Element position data
== == ==

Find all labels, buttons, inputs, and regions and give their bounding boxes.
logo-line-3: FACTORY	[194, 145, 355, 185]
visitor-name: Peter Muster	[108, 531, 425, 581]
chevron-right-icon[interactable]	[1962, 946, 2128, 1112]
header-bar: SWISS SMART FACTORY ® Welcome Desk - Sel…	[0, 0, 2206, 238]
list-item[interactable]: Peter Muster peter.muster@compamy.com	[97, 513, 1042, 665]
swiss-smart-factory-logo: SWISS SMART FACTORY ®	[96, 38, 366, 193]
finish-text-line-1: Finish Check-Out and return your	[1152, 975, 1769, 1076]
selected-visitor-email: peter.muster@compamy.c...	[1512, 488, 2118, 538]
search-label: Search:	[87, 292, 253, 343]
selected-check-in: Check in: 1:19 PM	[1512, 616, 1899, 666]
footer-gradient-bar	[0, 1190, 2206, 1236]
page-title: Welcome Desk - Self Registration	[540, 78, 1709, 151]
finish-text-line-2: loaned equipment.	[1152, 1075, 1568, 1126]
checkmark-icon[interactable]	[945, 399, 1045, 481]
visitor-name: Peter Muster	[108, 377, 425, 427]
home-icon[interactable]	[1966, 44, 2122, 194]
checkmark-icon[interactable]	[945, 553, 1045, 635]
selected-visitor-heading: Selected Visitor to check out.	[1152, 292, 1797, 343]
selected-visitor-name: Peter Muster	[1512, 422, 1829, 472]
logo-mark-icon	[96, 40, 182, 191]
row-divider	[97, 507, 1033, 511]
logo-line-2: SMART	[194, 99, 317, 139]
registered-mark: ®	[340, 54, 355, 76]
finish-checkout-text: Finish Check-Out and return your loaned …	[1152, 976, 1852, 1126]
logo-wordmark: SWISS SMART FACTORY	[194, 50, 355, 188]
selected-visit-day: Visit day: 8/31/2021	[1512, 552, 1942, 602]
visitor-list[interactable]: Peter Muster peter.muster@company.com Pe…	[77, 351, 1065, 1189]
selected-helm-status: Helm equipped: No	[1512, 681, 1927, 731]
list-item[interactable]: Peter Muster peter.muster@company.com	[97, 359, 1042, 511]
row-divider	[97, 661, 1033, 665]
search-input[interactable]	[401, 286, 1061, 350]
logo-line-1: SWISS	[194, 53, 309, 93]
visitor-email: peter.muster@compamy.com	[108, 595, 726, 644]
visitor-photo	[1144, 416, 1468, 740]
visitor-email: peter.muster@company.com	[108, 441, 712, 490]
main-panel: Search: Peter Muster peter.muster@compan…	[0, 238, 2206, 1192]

== == ==

→ Problem
Swap every "row-divider" in the data above for "separator-line" and reproduce all the lines with nothing else altered.

→ Exercise response
Find all labels, buttons, inputs, and regions and give their bounding boxes.
logo-line-3: FACTORY	[194, 145, 355, 185]
visitor-name: Peter Muster	[108, 531, 425, 581]
chevron-right-icon[interactable]	[1962, 946, 2128, 1112]
header-bar: SWISS SMART FACTORY ® Welcome Desk - Sel…	[0, 0, 2206, 238]
list-item[interactable]: Peter Muster peter.muster@compamy.com	[97, 513, 1042, 665]
swiss-smart-factory-logo: SWISS SMART FACTORY ®	[96, 38, 366, 193]
finish-text-line-1: Finish Check-Out and return your	[1152, 975, 1769, 1076]
selected-visitor-email: peter.muster@compamy.c...	[1512, 488, 2118, 538]
search-label: Search:	[87, 292, 253, 343]
selected-check-in: Check in: 1:19 PM	[1512, 616, 1899, 666]
footer-gradient-bar	[0, 1190, 2206, 1236]
page-title: Welcome Desk - Self Registration	[540, 78, 1709, 151]
finish-text-line-2: loaned equipment.	[1152, 1075, 1568, 1126]
checkmark-icon[interactable]	[945, 399, 1045, 481]
visitor-name: Peter Muster	[108, 377, 425, 427]
home-icon[interactable]	[1966, 44, 2122, 194]
checkmark-icon[interactable]	[945, 553, 1045, 635]
selected-visitor-heading: Selected Visitor to check out.	[1152, 292, 1797, 343]
selected-visitor-name: Peter Muster	[1512, 422, 1829, 472]
logo-mark-icon	[96, 40, 182, 191]
separator-line	[97, 507, 1033, 511]
logo-line-2: SMART	[194, 99, 317, 139]
registered-mark: ®	[340, 54, 355, 76]
finish-checkout-text: Finish Check-Out and return your loaned …	[1152, 976, 1852, 1126]
logo-wordmark: SWISS SMART FACTORY	[194, 50, 355, 188]
selected-visit-day: Visit day: 8/31/2021	[1512, 552, 1942, 602]
visitor-list[interactable]: Peter Muster peter.muster@company.com Pe…	[77, 351, 1065, 1189]
selected-helm-status: Helm equipped: No	[1512, 681, 1927, 731]
list-item[interactable]: Peter Muster peter.muster@company.com	[97, 359, 1042, 511]
separator-line	[97, 661, 1033, 665]
search-input[interactable]	[401, 286, 1061, 350]
logo-line-1: SWISS	[194, 53, 309, 93]
visitor-email: peter.muster@compamy.com	[108, 595, 726, 644]
visitor-photo	[1144, 416, 1468, 740]
visitor-email: peter.muster@company.com	[108, 441, 712, 490]
main-panel: Search: Peter Muster peter.muster@compan…	[0, 238, 2206, 1192]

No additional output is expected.